▶ [Directive]
Each line of the material below should be reproduced exactly.

Items from a dataset:
--- --- ---
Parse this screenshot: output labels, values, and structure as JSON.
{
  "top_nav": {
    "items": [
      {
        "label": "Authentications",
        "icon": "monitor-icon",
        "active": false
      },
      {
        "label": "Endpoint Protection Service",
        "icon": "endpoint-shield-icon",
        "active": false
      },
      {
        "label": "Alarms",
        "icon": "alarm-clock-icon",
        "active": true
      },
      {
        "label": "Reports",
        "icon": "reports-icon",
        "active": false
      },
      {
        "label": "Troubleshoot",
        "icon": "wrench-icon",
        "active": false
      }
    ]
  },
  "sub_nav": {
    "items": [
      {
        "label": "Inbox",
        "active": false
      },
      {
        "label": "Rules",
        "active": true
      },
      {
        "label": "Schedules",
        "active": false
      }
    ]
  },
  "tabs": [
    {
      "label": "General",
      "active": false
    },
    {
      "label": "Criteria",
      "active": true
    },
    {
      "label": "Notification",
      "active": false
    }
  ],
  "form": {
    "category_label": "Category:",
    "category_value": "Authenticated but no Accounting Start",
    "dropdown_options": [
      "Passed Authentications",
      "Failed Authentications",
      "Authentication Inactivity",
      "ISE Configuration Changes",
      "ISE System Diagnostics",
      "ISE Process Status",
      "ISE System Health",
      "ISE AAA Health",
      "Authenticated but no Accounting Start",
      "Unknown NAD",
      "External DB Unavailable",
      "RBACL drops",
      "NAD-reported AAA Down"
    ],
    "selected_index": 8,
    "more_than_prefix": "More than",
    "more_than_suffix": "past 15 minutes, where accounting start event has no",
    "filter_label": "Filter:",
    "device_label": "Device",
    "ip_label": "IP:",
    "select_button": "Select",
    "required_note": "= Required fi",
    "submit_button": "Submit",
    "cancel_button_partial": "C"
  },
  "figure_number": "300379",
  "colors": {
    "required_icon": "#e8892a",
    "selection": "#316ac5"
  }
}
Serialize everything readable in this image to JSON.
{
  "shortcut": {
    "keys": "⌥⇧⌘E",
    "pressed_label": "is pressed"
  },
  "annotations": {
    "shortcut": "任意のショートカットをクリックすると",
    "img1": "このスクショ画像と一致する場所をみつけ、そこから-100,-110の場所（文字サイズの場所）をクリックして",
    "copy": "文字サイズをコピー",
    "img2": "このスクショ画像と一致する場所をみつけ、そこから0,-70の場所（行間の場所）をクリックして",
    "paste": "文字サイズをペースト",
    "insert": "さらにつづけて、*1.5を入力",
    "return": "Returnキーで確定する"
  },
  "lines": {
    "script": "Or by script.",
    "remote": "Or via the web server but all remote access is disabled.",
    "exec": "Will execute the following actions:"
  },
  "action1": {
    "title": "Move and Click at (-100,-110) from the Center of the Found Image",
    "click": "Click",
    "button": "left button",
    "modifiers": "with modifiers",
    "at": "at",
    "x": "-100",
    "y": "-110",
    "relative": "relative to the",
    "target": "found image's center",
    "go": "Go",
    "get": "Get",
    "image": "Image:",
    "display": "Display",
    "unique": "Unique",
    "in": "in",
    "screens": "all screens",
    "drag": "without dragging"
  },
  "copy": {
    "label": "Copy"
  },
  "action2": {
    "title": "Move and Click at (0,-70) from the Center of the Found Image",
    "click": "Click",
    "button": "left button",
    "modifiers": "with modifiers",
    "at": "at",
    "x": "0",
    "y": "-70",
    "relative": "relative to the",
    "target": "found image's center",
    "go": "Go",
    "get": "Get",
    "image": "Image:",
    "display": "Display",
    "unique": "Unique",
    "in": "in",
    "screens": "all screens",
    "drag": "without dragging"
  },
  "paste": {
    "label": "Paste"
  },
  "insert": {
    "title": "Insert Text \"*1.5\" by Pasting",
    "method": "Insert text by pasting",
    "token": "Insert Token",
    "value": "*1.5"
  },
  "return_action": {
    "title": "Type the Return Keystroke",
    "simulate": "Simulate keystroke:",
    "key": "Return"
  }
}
--- --- ---
▶ [Solved problem]
Parse this screenshot: output labels, values, and structure as JSON.
{
  "top_nav": {
    "items": [
      {
        "label": "Authentications",
        "icon": "monitor-icon",
        "active": false
      },
      {
        "label": "Endpoint Protection Service",
        "icon": "endpoint-shield-icon",
        "active": false
      },
      {
        "label": "Alarms",
        "icon": "alarm-clock-icon",
        "active": true
      },
      {
        "label": "Reports",
        "icon": "reports-icon",
        "active": false
      },
      {
        "label": "Troubleshoot",
        "icon": "wrench-icon",
        "active": false
      }
    ]
  },
  "sub_nav": {
    "items": [
      {
        "label": "Inbox",
        "active": false
      },
      {
        "label": "Rules",
        "active": true
      },
      {
        "label": "Schedules",
        "active": false
      }
    ]
  },
  "tabs": [
    {
      "label": "General",
      "active": false
    },
    {
      "label": "Criteria",
      "active": true
    },
    {
      "label": "Notification",
      "active": false
    }
  ],
  "form": {
    "category_label": "Category:",
    "category_value": "Authenticated but no Accounting Start",
    "dropdown_options": [
      "Passed Authentications",
      "Failed Authentications",
      "Authentication Inactivity",
      "ISE Configuration Changes",
      "ISE System Diagnostics",
      "ISE Process Status",
      "ISE System Health",
      "ISE AAA Health",
      "Authenticated but no Accounting Start",
      "Unknown NAD",
      "External DB Unavailable",
      "RBACL drops",
      "NAD-reported AAA Down"
    ],
    "selected_index": 8,
    "more_than_prefix": "More than",
    "more_than_suffix": "past 15 minutes, where accounting start event has no",
    "filter_label": "Filter:",
    "device_label": "Device",
    "ip_label": "IP:",
    "select_button": "Select",
    "required_note": "= Required fi",
    "submit_button": "Submit",
    "cancel_button_partial": "C"
  },
  "figure_number": "300379",
  "colors": {
    "required_icon": "#e8892a",
    "selection": "#316ac5"
  }
}
Serialize everything readable in this image to JSON.
{
  "shortcut": {
    "keys": "⌥⇧⌘E",
    "pressed_label": "is pressed"
  },
  "annotations": {
    "shortcut": "任意のショートカットをクリックすると",
    "img1": "このスクショ画像と一致する場所をみつけ、そこから-100,-110の場所（文字サイズの場所）をクリックして",
    "copy": "文字サイズをコピー",
    "img2": "このスクショ画像と一致する場所をみつけ、そこから0,-70の場所（行間の場所）をクリックして",
    "paste": "文字サイズをペースト",
    "insert": "さらにつづけて、*1.5を入力",
    "return": "Returnキーで確定する"
  },
  "lines": {
    "script": "Or by script.",
    "remote": "Or via the web server but all remote access is disabled.",
    "exec": "Will execute the following actions:"
  },
  "action1": {
    "title": "Move and Click at (-100,-110) from the Center of the Found Image",
    "click": "Click",
    "button": "left button",
    "modifiers": "with modifiers",
    "at": "at",
    "x": "-100",
    "y": "-110",
    "relative": "relative to the",
    "target": "found image's center",
    "go": "Go",
    "get": "Get",
    "image": "Image:",
    "display": "Display",
    "unique": "Unique",
    "in": "in",
    "screens": "all screens",
    "drag": "without dragging"
  },
  "copy": {
    "label": "Copy"
  },
  "action2": {
    "title": "Move and Click at (0,-70) from the Center of the Found Image",
    "click": "Click",
    "button": "left button",
    "modifiers": "with modifiers",
    "at": "at",
    "x": "0",
    "y": "-70",
    "relative": "relative to the",
    "target": "found image's center",
    "go": "Go",
    "get": "Get",
    "image": "Image:",
    "display": "Display",
    "unique": "Unique",
    "in": "in",
    "screens": "all screens",
    "drag": "without dragging"
  },
  "paste": {
    "label": "Paste"
  },
  "insert": {
    "title": "Insert Text \"*1.5\" by Pasting",
    "method": "Insert text by pasting",
    "token": "Insert Token",
    "value": "*1.5"
  },
  "return_action": {
    "title": "Type the Return Keystroke",
    "simulate": "Simulate keystroke:",
    "key": "Return"
  }
}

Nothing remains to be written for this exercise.